*TASK OBJECTIVE*
Copy the entries word for word, starting at the very first line and ending with the line that contains "38, 314, 61]". Include both of those lines.

— start of DATA FOR THE TASK —

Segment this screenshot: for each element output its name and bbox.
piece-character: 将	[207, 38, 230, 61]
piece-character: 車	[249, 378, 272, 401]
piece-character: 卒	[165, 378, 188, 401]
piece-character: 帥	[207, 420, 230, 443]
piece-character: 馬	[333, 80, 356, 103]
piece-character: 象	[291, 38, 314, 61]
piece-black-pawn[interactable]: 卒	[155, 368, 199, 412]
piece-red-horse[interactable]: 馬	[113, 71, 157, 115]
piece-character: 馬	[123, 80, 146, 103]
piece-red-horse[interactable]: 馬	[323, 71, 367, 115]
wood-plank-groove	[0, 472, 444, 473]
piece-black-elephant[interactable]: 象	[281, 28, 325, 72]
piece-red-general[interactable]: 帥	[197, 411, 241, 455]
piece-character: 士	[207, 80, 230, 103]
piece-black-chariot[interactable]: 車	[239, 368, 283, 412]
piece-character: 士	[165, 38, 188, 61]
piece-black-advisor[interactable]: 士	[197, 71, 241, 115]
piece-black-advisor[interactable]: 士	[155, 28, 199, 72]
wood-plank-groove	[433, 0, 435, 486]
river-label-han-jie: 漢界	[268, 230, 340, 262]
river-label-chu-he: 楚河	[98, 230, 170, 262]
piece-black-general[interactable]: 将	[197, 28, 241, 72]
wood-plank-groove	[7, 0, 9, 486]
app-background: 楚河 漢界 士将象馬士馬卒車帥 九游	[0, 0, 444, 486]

— end of DATA FOR THE TASK —

*RESULT*
Segment this screenshot: for each element output its name and bbox.
piece-character: 将	[207, 38, 230, 61]
piece-character: 車	[249, 378, 272, 401]
piece-character: 卒	[165, 378, 188, 401]
piece-character: 帥	[207, 420, 230, 443]
piece-character: 馬	[333, 80, 356, 103]
piece-character: 象	[291, 38, 314, 61]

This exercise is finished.